TASK PROMPT: Find each line holding the word "接诊医师应" and give the number of such lines, nothing else.

══ MATERIAL PROVIDED ══

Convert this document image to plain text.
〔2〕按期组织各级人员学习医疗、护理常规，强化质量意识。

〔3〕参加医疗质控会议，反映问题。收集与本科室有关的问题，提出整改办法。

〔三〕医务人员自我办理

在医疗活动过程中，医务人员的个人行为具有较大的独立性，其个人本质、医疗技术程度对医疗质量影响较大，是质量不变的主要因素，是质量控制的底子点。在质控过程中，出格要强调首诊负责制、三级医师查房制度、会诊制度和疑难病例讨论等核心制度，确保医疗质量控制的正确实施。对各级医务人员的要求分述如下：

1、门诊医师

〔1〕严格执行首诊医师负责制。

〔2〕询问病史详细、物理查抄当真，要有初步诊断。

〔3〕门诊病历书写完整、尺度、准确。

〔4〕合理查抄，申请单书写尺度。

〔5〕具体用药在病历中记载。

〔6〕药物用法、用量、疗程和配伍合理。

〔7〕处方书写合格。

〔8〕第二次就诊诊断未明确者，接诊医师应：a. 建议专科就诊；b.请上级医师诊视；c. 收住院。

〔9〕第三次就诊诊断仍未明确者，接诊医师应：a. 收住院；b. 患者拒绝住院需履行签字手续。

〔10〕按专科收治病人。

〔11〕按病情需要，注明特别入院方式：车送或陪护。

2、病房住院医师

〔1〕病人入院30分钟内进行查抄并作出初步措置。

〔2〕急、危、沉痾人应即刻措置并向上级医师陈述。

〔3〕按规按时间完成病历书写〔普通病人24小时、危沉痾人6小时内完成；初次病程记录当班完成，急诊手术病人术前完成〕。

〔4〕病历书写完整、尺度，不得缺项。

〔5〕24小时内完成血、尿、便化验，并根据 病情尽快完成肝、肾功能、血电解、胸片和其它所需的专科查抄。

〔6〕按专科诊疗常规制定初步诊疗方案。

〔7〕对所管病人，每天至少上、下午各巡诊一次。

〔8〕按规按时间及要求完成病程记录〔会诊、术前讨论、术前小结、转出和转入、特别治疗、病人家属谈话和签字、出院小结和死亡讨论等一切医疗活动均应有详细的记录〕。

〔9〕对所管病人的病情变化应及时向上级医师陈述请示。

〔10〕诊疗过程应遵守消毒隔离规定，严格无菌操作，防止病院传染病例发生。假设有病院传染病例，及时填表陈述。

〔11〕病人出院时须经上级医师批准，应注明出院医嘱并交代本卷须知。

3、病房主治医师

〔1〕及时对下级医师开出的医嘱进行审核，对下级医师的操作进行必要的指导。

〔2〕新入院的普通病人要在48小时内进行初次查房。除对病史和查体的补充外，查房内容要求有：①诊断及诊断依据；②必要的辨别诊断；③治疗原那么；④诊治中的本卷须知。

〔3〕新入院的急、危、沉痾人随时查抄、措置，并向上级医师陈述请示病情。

═══

WRITTEN SOLUTION: 2